## WHAT IS REQUIRED
Find every line in the records below that holds the word "收受贿赂", and copy each one.

>> Start LISTED ENTRIES

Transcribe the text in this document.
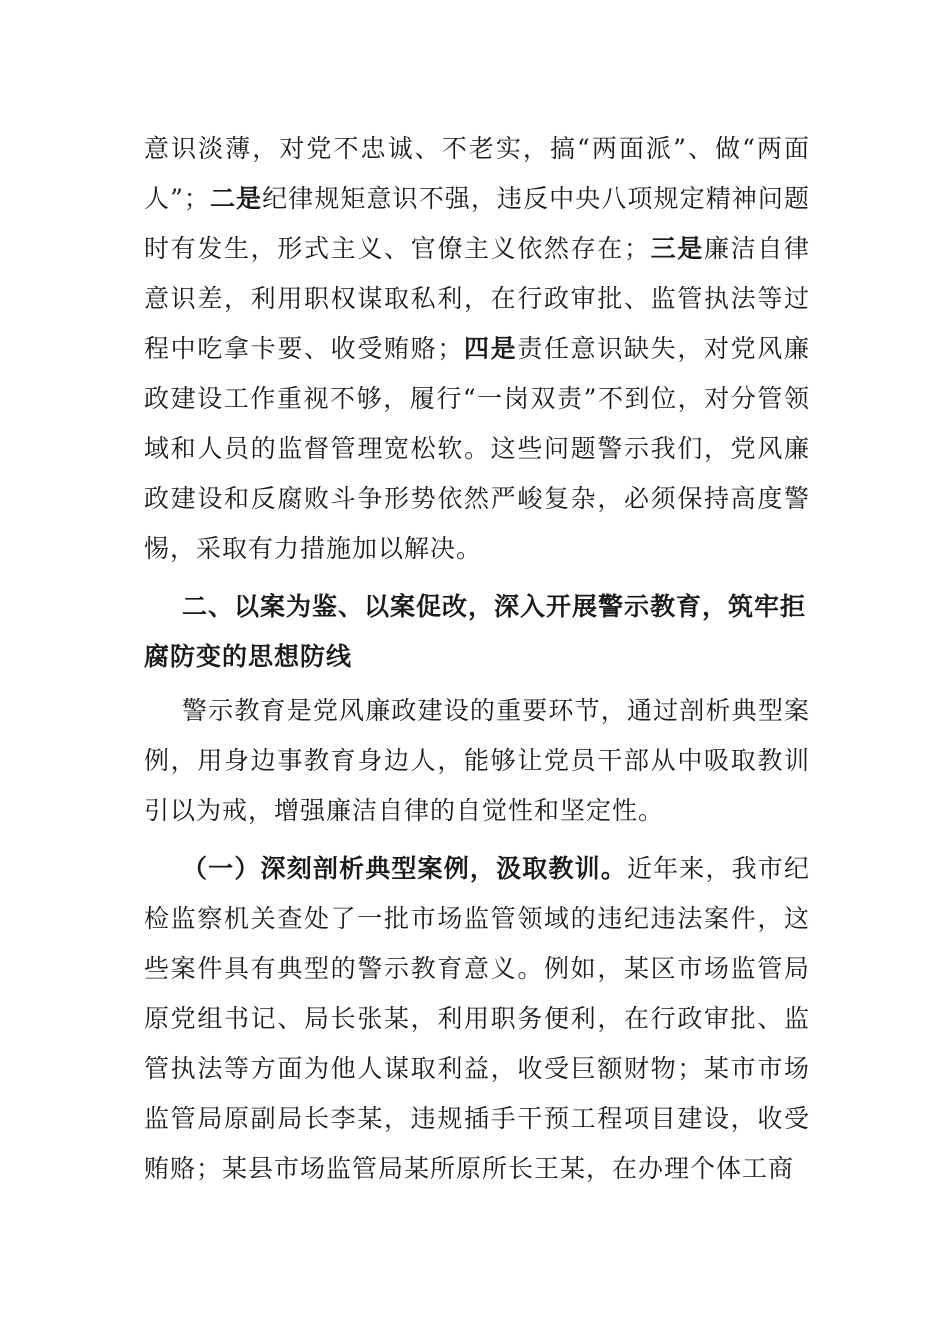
意识淡薄，对党不忠诚、不老实，搞“两面派”、做“两面人”；二是纪律规矩意识不强，违反中央八项规定精神问题时有发生，形式主义、官僚主义依然存在；三是廉洁自律意识差，利用职权谋取私利，在行政审批、监管执法等过程中吃拿卡要、收受贿赂；四是责任意识缺失，对党风廉政建设工作重视不够，履行“一岗双责”不到位，对分管领域和人员的监督管理宽松软。这些问题警示我们，党风廉政建设和反腐败斗争形势依然严峻复杂，必须保持高度警惕，采取有力措施加以解决。

二、以案为鉴、以案促改，深入开展警示教育，筑牢拒腐防变的思想防线

警示教育是党风廉政建设的重要环节，通过剖析典型案例，用身边事教育身边人，能够让党员干部从中吸取教训引以为戒，增强廉洁自律的自觉性和坚定性。

（一）深刻剖析典型案例，汲取教训。近年来，我市纪检监察机关查处了一批市场监管领域的违纪违法案件，这些案件具有典型的警示教育意义。例如，某区市场监管局原党组书记、局长张某，利用职务便利，在行政审批、监管执法等方面为他人谋取利益，收受巨额财物；某市市场监管局原副局长李某，违规插手干预工程项目建设，收受贿赂；某县市场监管局某所原所长王某，在办理个体工商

>> End LISTED ENTRIES

## RESULT OF THIS TASK
意识淡薄，对党不忠诚、不老实，搞“两面派”、做“两面人”；二是纪律规矩意识不强，违反中央八项规定精神问题时有发生，形式主义、官僚主义依然存在；三是廉洁自律意识差，利用职权谋取私利，在行政审批、监管执法等过程中吃拿卡要、收受贿赂；四是责任意识缺失，对党风廉政建设工作重视不够，履行“一岗双责”不到位，对分管领域和人员的监督管理宽松软。这些问题警示我们，党风廉政建设和反腐败斗争形势依然严峻复杂，必须保持高度警惕，采取有力措施加以解决。
（一）深刻剖析典型案例，汲取教训。近年来，我市纪检监察机关查处了一批市场监管领域的违纪违法案件，这些案件具有典型的警示教育意义。例如，某区市场监管局原党组书记、局长张某，利用职务便利，在行政审批、监管执法等方面为他人谋取利益，收受巨额财物；某市市场监管局原副局长李某，违规插手干预工程项目建设，收受贿赂；某县市场监管局某所原所长王某，在办理个体工商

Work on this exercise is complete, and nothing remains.